(Dataset entries on figures)
▬▬▬▬▬▬▬▬▬▬

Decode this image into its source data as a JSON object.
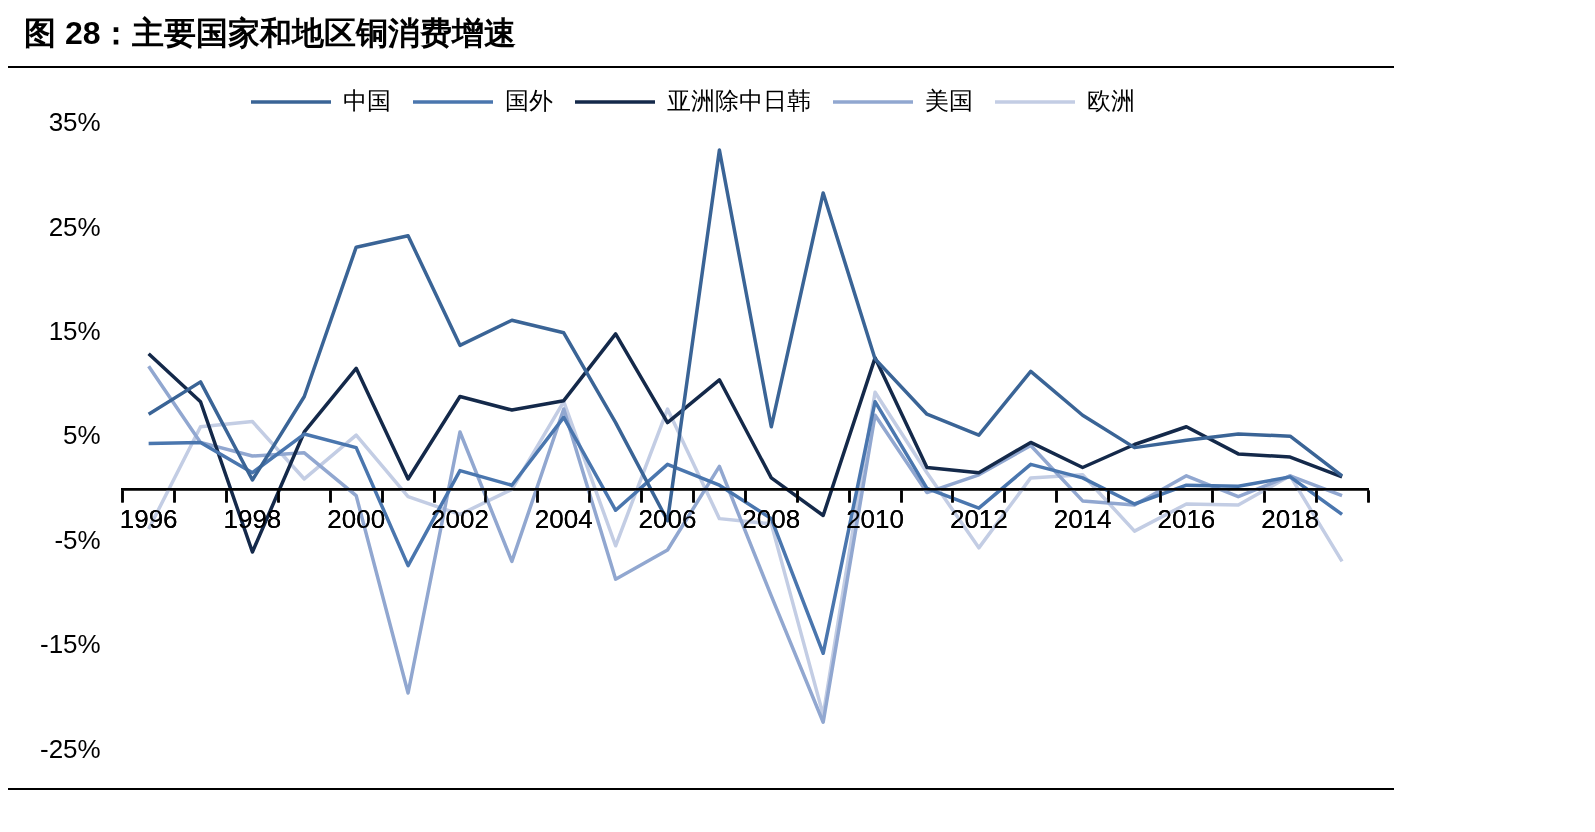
{
  "chart_data": {
    "type": "line",
    "title": "图 28：主要国家和地区铜消费增速",
    "categories": [
      "1996",
      null,
      "1998",
      null,
      "2000",
      null,
      "2002",
      null,
      "2004",
      null,
      "2006",
      null,
      "2008",
      null,
      "2010",
      null,
      "2012",
      null,
      "2014",
      null,
      "2016",
      null,
      "2018",
      null
    ],
    "series": [
      {
        "name": "中国",
        "color": "#3a6496",
        "values": [
          7.2,
          10.3,
          0.9,
          8.9,
          23.2,
          24.3,
          13.8,
          16.2,
          15.0,
          6.4,
          -3.0,
          32.5,
          6.0,
          28.4,
          12.5,
          7.2,
          5.2,
          11.3,
          7.1,
          4.0,
          4.7,
          5.3,
          5.1,
          1.3
        ]
      },
      {
        "name": "国外",
        "color": "#4a76ae",
        "values": [
          4.4,
          4.5,
          1.6,
          5.3,
          4.0,
          -7.3,
          1.8,
          0.4,
          6.9,
          -2.0,
          2.4,
          0.4,
          -2.8,
          -15.7,
          8.4,
          0.1,
          -1.8,
          2.4,
          1.1,
          -1.4,
          0.4,
          0.3,
          1.2,
          -2.4
        ]
      },
      {
        "name": "亚洲除中日韩",
        "color": "#14294a",
        "values": [
          13.0,
          8.4,
          -6.0,
          5.5,
          11.6,
          1.0,
          8.9,
          7.6,
          8.5,
          14.9,
          6.4,
          10.5,
          1.1,
          -2.5,
          12.6,
          2.1,
          1.6,
          4.5,
          2.1,
          4.3,
          6.0,
          3.4,
          3.1,
          1.2
        ]
      },
      {
        "name": "美国",
        "color": "#91a7d0",
        "values": [
          11.8,
          4.5,
          3.2,
          3.5,
          -0.6,
          -19.5,
          5.5,
          -6.9,
          7.7,
          -8.6,
          -5.8,
          2.2,
          -10.2,
          -22.3,
          7.1,
          -0.3,
          1.4,
          4.2,
          -1.1,
          -1.5,
          1.3,
          -0.7,
          1.3,
          -0.6
        ]
      },
      {
        "name": "欧洲",
        "color": "#c3cde4",
        "values": [
          -3.8,
          6.0,
          6.5,
          1.0,
          5.2,
          -0.7,
          -2.4,
          0.0,
          8.4,
          -5.4,
          7.7,
          -2.8,
          -3.3,
          -21.6,
          9.3,
          1.6,
          -5.6,
          1.1,
          1.4,
          -4.0,
          -1.4,
          -1.5,
          1.3,
          -6.9
        ]
      }
    ],
    "ylim": [
      -25,
      35
    ],
    "yticks": [
      {
        "value": -25,
        "label": "-25%"
      },
      {
        "value": -15,
        "label": "-15%"
      },
      {
        "value": -5,
        "label": "-5%"
      },
      {
        "value": 5,
        "label": "5%"
      },
      {
        "value": 15,
        "label": "15%"
      },
      {
        "value": 25,
        "label": "25%"
      },
      {
        "value": 35,
        "label": "35%"
      }
    ],
    "grid": false,
    "legend": "top",
    "marker": "none",
    "line_style": "solid"
  }
}
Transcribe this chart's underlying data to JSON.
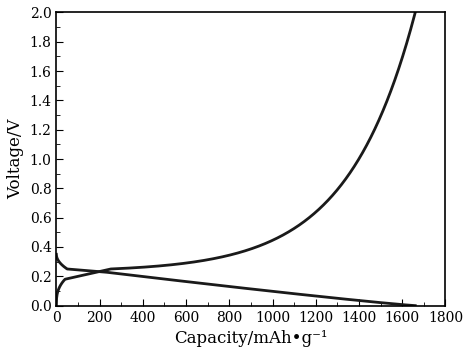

▬▬▬▬▬▬▬▬▬▬

Write the full listing out again with every line unchanged, but include no pictures.

→ COMPLETE OUTPUT:
Decode this image into its source data as a JSON object.
{
  "chart_data": {
    "type": "line",
    "title": "图 28：主要国家和地区铜消费增速",
    "categories": [
      "1996",
      null,
      "1998",
      null,
      "2000",
      null,
      "2002",
      null,
      "2004",
      null,
      "2006",
      null,
      "2008",
      null,
      "2010",
      null,
      "2012",
      null,
      "2014",
      null,
      "2016",
      null,
      "2018",
      null
    ],
    "series": [
      {
        "name": "中国",
        "color": "#3a6496",
        "values": [
          7.2,
          10.3,
          0.9,
          8.9,
          23.2,
          24.3,
          13.8,
          16.2,
          15.0,
          6.4,
          -3.0,
          32.5,
          6.0,
          28.4,
          12.5,
          7.2,
          5.2,
          11.3,
          7.1,
          4.0,
          4.7,
          5.3,
          5.1,
          1.3
        ]
      },
      {
        "name": "国外",
        "color": "#4a76ae",
        "values": [
          4.4,
          4.5,
          1.6,
          5.3,
          4.0,
          -7.3,
          1.8,
          0.4,
          6.9,
          -2.0,
          2.4,
          0.4,
          -2.8,
          -15.7,
          8.4,
          0.1,
          -1.8,
          2.4,
          1.1,
          -1.4,
          0.4,
          0.3,
          1.2,
          -2.4
        ]
      },
      {
        "name": "亚洲除中日韩",
        "color": "#14294a",
        "values": [
          13.0,
          8.4,
          -6.0,
          5.5,
          11.6,
          1.0,
          8.9,
          7.6,
          8.5,
          14.9,
          6.4,
          10.5,
          1.1,
          -2.5,
          12.6,
          2.1,
          1.6,
          4.5,
          2.1,
          4.3,
          6.0,
          3.4,
          3.1,
          1.2
        ]
      },
      {
        "name": "美国",
        "color": "#91a7d0",
        "values": [
          11.8,
          4.5,
          3.2,
          3.5,
          -0.6,
          -19.5,
          5.5,
          -6.9,
          7.7,
          -8.6,
          -5.8,
          2.2,
          -10.2,
          -22.3,
          7.1,
          -0.3,
          1.4,
          4.2,
          -1.1,
          -1.5,
          1.3,
          -0.7,
          1.3,
          -0.6
        ]
      },
      {
        "name": "欧洲",
        "color": "#c3cde4",
        "values": [
          -3.8,
          6.0,
          6.5,
          1.0,
          5.2,
          -0.7,
          -2.4,
          0.0,
          8.4,
          -5.4,
          7.7,
          -2.8,
          -3.3,
          -21.6,
          9.3,
          1.6,
          -5.6,
          1.1,
          1.4,
          -4.0,
          -1.4,
          -1.5,
          1.3,
          -6.9
        ]
      }
    ],
    "ylim": [
      -25,
      35
    ],
    "yticks": [
      {
        "value": -25,
        "label": "-25%"
      },
      {
        "value": -15,
        "label": "-15%"
      },
      {
        "value": -5,
        "label": "-5%"
      },
      {
        "value": 5,
        "label": "5%"
      },
      {
        "value": 15,
        "label": "15%"
      },
      {
        "value": 25,
        "label": "25%"
      },
      {
        "value": 35,
        "label": "35%"
      }
    ],
    "grid": false,
    "legend": "top",
    "marker": "none",
    "line_style": "solid"
  }
}
Transcribe this chart's underlying data to JSON.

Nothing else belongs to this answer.